What is needed: Reply only with how many lines contain the word "величины".
** begin **
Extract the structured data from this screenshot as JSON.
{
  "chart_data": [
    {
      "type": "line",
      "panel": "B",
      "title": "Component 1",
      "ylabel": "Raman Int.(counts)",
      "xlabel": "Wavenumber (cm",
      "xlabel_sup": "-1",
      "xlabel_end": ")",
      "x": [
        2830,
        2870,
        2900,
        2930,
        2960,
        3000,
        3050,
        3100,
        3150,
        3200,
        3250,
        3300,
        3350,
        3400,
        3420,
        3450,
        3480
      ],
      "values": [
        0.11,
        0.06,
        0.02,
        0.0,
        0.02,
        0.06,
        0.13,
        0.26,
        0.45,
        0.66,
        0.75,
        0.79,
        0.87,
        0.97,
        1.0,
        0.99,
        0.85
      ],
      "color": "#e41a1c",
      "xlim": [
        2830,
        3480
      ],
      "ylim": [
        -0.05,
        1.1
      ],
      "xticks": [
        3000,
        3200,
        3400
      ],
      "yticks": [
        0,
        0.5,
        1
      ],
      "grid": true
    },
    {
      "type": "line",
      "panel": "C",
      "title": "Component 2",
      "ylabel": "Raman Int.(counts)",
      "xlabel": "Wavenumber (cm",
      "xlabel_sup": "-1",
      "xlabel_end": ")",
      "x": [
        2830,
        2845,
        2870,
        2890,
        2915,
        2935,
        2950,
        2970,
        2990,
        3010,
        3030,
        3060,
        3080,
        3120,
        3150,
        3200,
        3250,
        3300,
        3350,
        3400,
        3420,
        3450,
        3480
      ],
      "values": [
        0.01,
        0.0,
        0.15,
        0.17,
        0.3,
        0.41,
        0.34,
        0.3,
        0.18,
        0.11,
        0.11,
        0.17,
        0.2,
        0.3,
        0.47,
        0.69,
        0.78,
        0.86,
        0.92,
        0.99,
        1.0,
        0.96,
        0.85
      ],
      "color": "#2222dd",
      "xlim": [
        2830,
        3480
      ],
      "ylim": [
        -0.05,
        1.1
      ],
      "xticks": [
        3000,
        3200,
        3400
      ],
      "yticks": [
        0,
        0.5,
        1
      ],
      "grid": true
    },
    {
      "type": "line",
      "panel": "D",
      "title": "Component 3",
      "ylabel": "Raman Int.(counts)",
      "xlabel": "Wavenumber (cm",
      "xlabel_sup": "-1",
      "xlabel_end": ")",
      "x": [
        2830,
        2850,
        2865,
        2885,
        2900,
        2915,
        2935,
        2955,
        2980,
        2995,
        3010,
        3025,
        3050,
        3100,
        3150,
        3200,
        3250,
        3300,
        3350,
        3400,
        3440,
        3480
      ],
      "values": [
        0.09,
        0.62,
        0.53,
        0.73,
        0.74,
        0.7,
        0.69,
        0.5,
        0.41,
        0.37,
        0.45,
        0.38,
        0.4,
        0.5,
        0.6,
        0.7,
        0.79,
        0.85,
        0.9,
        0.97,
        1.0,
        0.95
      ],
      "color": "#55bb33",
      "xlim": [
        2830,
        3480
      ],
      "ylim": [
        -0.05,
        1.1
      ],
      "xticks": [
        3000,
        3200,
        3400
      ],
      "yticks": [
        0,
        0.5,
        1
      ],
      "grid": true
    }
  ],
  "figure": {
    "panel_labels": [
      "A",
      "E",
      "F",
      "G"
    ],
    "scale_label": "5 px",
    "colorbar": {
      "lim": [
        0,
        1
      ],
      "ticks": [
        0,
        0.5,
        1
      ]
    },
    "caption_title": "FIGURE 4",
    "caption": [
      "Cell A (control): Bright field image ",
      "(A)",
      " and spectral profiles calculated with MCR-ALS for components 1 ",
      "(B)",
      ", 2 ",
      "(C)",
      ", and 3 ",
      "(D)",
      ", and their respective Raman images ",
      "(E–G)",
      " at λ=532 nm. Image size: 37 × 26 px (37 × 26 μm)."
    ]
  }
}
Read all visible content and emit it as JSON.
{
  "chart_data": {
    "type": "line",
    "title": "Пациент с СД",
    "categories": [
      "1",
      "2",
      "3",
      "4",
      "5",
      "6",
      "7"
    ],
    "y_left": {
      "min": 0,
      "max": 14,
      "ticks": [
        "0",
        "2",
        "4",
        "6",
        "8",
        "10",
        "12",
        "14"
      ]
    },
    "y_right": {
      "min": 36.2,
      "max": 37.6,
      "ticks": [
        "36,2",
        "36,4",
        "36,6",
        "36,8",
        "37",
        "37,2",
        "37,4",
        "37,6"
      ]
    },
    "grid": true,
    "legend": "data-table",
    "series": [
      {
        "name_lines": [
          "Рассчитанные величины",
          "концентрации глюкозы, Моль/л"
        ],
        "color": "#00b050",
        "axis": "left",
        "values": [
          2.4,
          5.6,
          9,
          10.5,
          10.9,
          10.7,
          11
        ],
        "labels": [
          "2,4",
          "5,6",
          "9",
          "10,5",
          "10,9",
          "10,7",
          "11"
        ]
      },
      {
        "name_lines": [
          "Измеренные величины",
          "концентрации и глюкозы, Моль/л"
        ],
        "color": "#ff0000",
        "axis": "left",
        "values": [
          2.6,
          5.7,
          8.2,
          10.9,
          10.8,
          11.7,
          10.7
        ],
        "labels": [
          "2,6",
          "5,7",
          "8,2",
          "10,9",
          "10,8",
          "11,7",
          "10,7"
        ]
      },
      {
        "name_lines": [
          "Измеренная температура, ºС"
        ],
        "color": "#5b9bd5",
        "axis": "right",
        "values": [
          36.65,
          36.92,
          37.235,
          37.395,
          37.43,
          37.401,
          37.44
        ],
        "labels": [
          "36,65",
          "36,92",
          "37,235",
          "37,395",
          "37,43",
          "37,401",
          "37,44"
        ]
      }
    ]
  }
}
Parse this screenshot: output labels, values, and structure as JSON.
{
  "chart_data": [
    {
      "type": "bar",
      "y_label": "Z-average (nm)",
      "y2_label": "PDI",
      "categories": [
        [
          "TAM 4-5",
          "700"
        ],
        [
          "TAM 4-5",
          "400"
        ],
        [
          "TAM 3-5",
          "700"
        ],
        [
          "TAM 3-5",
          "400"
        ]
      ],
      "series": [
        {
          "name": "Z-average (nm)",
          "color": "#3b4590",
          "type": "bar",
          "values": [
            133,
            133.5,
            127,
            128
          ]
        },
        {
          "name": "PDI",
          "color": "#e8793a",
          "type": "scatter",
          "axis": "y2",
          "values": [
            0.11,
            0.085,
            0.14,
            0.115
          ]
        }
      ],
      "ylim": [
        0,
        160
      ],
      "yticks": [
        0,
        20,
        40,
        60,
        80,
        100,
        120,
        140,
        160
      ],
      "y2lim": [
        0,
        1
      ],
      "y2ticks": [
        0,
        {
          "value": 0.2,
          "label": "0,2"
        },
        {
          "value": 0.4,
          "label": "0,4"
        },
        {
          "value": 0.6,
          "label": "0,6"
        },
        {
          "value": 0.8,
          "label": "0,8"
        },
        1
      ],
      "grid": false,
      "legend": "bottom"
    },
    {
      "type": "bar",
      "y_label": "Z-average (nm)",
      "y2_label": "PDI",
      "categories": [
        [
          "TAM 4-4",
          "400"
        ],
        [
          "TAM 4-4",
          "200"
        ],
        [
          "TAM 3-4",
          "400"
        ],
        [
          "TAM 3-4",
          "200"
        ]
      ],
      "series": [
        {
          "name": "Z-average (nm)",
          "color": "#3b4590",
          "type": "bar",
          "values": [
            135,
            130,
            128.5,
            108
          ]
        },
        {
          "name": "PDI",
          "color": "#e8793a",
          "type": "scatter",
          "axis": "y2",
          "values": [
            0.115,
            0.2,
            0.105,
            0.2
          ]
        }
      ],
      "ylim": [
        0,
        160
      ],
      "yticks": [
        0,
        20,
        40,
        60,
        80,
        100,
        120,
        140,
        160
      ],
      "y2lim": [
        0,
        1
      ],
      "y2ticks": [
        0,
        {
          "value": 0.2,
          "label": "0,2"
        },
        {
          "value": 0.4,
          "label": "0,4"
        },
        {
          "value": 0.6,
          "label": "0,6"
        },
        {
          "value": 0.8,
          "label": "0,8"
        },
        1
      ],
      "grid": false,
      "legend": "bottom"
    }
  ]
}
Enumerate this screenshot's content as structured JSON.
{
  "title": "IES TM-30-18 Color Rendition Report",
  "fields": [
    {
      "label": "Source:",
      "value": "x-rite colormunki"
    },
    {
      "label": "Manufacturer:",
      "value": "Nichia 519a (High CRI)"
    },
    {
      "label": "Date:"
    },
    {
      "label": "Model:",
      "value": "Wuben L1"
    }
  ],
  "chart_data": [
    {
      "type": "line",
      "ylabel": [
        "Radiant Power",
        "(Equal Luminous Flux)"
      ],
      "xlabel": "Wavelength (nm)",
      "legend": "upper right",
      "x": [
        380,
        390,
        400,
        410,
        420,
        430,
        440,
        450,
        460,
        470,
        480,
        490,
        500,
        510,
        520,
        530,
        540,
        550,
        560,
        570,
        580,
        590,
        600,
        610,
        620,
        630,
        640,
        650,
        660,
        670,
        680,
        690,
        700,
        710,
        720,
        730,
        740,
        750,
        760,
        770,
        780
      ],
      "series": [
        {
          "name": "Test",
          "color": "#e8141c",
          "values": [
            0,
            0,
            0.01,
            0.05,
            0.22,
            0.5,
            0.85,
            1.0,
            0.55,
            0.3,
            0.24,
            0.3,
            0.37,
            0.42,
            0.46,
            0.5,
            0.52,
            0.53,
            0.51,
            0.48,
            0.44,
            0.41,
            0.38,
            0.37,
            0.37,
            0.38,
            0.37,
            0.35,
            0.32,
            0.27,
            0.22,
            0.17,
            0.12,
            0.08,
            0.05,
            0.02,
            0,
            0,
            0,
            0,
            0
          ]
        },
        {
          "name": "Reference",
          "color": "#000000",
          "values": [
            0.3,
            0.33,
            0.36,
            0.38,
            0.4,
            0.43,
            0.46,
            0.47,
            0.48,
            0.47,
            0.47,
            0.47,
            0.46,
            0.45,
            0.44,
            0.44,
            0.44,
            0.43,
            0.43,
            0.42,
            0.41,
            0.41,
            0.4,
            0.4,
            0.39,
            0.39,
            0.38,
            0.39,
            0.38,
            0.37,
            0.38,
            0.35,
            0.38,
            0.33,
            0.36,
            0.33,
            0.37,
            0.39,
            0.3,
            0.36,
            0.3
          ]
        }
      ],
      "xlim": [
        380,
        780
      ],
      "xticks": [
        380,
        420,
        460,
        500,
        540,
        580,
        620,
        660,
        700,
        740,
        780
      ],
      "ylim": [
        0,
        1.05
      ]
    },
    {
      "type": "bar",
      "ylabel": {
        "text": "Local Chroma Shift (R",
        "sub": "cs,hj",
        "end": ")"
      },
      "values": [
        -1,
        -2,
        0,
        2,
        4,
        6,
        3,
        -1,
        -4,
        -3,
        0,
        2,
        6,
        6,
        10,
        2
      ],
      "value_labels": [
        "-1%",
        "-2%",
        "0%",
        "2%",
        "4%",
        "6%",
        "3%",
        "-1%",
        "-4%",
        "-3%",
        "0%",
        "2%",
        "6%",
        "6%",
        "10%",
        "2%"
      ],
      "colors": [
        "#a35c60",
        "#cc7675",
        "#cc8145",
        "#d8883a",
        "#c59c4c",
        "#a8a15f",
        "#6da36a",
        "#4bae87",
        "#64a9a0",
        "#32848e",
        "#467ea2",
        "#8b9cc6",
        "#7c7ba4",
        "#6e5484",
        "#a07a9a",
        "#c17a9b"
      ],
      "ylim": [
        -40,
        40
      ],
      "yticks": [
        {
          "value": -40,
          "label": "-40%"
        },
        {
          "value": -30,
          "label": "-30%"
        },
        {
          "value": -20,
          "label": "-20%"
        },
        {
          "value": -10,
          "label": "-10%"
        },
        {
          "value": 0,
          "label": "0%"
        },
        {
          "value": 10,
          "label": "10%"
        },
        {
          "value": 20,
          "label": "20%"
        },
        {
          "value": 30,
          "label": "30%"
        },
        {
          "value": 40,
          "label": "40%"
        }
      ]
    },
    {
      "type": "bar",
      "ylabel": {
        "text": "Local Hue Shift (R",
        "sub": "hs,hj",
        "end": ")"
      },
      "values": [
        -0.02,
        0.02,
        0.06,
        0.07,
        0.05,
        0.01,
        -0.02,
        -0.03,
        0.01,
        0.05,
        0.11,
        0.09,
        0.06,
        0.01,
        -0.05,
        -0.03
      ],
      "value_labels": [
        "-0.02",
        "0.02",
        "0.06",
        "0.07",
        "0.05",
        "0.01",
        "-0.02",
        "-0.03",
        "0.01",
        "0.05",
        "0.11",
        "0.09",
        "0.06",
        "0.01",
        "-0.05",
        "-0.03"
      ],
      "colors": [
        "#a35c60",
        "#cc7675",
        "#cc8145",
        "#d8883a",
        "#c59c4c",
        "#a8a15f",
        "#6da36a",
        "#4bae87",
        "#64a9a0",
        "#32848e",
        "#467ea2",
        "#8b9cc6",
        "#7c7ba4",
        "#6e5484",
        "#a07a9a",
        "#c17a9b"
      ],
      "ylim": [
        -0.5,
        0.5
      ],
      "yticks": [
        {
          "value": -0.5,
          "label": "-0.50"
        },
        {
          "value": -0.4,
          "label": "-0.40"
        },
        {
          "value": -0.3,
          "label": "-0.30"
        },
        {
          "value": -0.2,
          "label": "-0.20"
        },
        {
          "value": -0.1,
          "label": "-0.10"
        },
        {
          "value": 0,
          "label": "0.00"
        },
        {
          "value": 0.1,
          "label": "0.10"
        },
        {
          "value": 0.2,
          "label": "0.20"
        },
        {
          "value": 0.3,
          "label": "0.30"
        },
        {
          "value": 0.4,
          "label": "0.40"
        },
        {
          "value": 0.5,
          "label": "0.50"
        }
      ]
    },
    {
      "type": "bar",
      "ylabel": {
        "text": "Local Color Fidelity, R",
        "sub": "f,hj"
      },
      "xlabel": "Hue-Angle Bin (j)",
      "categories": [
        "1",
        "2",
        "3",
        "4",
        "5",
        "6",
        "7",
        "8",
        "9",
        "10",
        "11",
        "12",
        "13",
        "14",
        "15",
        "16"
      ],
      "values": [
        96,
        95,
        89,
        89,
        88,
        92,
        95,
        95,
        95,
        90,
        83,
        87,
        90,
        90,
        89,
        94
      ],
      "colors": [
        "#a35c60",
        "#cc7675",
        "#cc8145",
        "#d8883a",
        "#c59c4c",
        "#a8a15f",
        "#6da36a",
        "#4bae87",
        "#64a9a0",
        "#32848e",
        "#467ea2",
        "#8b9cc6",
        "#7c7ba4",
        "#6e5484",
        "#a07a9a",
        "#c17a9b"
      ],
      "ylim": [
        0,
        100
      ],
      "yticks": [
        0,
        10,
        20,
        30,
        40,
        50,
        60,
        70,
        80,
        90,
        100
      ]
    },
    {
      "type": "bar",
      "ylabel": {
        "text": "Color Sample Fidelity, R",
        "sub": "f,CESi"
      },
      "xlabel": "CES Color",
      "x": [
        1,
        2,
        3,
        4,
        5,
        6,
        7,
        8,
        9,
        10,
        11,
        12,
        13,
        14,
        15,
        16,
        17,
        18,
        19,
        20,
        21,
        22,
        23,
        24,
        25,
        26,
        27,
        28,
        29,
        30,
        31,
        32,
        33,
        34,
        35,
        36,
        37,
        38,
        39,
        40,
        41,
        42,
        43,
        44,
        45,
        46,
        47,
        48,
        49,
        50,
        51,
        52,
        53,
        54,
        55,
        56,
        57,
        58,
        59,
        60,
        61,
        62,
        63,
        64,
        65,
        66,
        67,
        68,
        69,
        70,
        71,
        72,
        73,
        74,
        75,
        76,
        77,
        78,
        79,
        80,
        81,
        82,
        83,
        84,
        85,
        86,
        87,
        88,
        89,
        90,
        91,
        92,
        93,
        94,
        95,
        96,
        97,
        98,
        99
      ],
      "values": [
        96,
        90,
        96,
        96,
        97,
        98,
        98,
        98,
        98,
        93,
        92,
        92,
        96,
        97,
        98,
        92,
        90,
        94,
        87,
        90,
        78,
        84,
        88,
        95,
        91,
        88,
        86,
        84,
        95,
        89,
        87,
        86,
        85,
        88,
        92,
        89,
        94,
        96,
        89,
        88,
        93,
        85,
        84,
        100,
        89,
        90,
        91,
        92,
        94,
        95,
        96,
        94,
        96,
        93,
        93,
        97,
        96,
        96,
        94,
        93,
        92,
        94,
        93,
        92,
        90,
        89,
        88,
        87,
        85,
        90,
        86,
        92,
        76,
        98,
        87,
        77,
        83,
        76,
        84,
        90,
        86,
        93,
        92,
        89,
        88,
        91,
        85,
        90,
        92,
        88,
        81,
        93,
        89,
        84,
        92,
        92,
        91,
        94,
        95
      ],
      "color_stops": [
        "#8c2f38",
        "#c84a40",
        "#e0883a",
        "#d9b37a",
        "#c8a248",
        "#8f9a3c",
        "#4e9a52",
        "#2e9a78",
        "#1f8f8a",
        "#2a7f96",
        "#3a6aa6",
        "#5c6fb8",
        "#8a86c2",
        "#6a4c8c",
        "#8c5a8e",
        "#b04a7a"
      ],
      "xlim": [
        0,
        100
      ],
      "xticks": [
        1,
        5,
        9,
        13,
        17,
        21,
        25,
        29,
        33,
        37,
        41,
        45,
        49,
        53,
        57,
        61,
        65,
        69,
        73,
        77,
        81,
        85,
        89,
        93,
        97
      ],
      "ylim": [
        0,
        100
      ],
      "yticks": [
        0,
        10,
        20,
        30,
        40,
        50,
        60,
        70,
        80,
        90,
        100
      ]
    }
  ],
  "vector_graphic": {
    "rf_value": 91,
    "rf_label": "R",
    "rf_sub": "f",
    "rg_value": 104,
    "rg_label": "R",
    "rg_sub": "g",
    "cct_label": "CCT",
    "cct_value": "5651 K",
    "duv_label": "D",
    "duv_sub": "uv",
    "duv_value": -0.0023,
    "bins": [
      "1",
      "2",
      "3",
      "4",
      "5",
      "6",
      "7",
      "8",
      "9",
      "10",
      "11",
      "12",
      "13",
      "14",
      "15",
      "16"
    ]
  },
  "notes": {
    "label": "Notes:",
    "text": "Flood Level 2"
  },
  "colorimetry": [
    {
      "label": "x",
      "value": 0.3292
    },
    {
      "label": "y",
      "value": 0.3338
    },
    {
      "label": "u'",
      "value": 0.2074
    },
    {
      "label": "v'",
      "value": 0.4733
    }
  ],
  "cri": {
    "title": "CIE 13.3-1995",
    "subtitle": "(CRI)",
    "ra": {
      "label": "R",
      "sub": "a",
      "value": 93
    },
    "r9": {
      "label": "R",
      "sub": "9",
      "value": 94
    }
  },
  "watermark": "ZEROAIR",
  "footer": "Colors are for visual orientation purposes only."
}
** end **
The reply: 2